Start of Task input

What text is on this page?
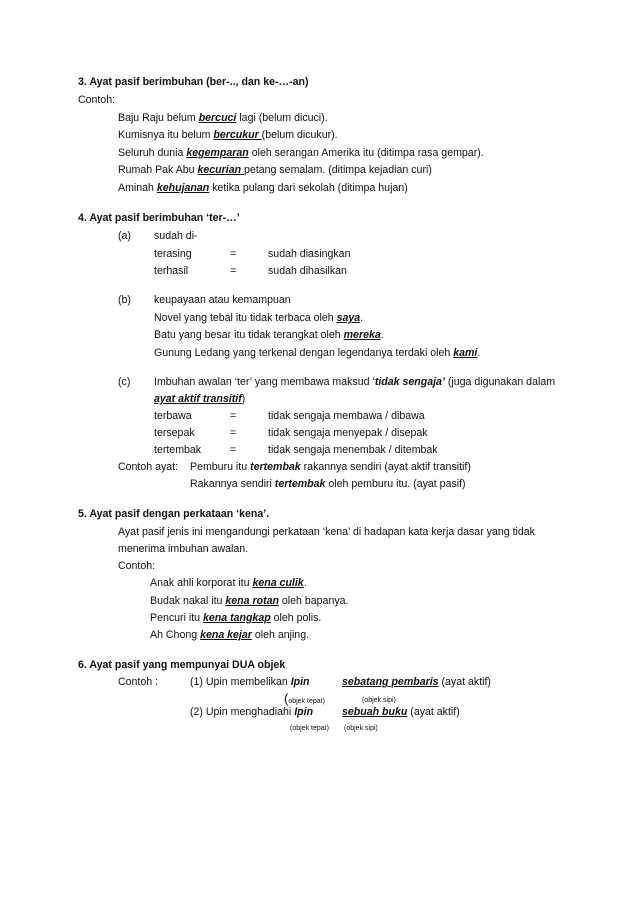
3. Ayat pasif berimbuhan (ber-.., dan ke-…-an)
Contoh:
Baju Raju belum bercuci lagi (belum dicuci).
Kumisnya itu belum bercukur (belum dicukur).
Seluruh dunia kegemparan oleh serangan Amerika itu (ditimpa rasa gempar).
Rumah Pak Abu kecurian petang semalam. (ditimpa kejadian curi)
Aminah kehujanan ketika pulang dari sekolah (ditimpa hujan)
4. Ayat pasif berimbuhan ‘ter-…’
(a) sudah di-
terasing	=	sudah diasingkan
terhasil	=	sudah dihasilkan
(b) keupayaan atau kemampuan
Novel yang tebal itu tidak terbaca oleh saya.
Batu yang besar itu tidak terangkat oleh mereka.
Gunung Ledang yang terkenal dengan legendanya terdaki oleh kami.
(c) Imbuhan awalan ‘ter’ yang membawa maksud ‘tidak sengaja’ (juga digunakan dalam
ayat aktif transitif)
terbawa	=	tidak sengaja membawa / dibawa
tersepak	=	tidak sengaja menyepak / disepak
tertembak	=	tidak sengaja menembak / ditembak
Contoh ayat: Pemburu itu tertembak rakannya sendiri (ayat aktif transitif)
Rakannya sendiri tertembak oleh pemburu itu. (ayat pasif)
5. Ayat pasif dengan perkataan ‘kena’.
Ayat pasif jenis ini mengandungi perkataan ‘kena’ di hadapan kata kerja dasar yang tidak
menerima imbuhan awalan.
Contoh:
Anak ahli korporat itu kena culik.
Budak nakal itu kena rotan oleh bapanya.
Pencuri itu kena tangkap oleh polis.
Ah Chong kena kejar oleh anjing.
6. Ayat pasif yang mempunyai DUA objek
Contoh :	(1) Upin membelikan Ipin	sebatang pembaris (ayat aktif)
(objek tepat)	(objek sipi)
(2) Upin menghadiahi Ipin	sebuah buku (ayat aktif)
(objek tepat) (objek sipi)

End of Task input

Challenge: Quote the records in full and exactly; skip any image.

Response to this exercise:
What text is on this page?
3. Ayat pasif berimbuhan (ber-.., dan ke-…-an)
Contoh:
Baju Raju belum bercuci lagi (belum dicuci).
Kumisnya itu belum bercukur (belum dicukur).
Seluruh dunia kegemparan oleh serangan Amerika itu (ditimpa rasa gempar).
Rumah Pak Abu kecurian petang semalam. (ditimpa kejadian curi)
Aminah kehujanan ketika pulang dari sekolah (ditimpa hujan)
4. Ayat pasif berimbuhan ‘ter-…’
(a) sudah di-
terasing	=	sudah diasingkan
terhasil	=	sudah dihasilkan
(b) keupayaan atau kemampuan
Novel yang tebal itu tidak terbaca oleh saya.
Batu yang besar itu tidak terangkat oleh mereka.
Gunung Ledang yang terkenal dengan legendanya terdaki oleh kami.
(c) Imbuhan awalan ‘ter’ yang membawa maksud ‘tidak sengaja’ (juga digunakan dalam
ayat aktif transitif)
terbawa	=	tidak sengaja membawa / dibawa
tersepak	=	tidak sengaja menyepak / disepak
tertembak	=	tidak sengaja menembak / ditembak
Contoh ayat: Pemburu itu tertembak rakannya sendiri (ayat aktif transitif)
Rakannya sendiri tertembak oleh pemburu itu. (ayat pasif)
5. Ayat pasif dengan perkataan ‘kena’.
Ayat pasif jenis ini mengandungi perkataan ‘kena’ di hadapan kata kerja dasar yang tidak
menerima imbuhan awalan.
Contoh:
Anak ahli korporat itu kena culik.
Budak nakal itu kena rotan oleh bapanya.
Pencuri itu kena tangkap oleh polis.
Ah Chong kena kejar oleh anjing.
6. Ayat pasif yang mempunyai DUA objek
Contoh :	(1) Upin membelikan Ipin	sebatang pembaris (ayat aktif)
(objek tepat)	(objek sipi)
(2) Upin menghadiahi Ipin	sebuah buku (ayat aktif)
(objek tepat) (objek sipi)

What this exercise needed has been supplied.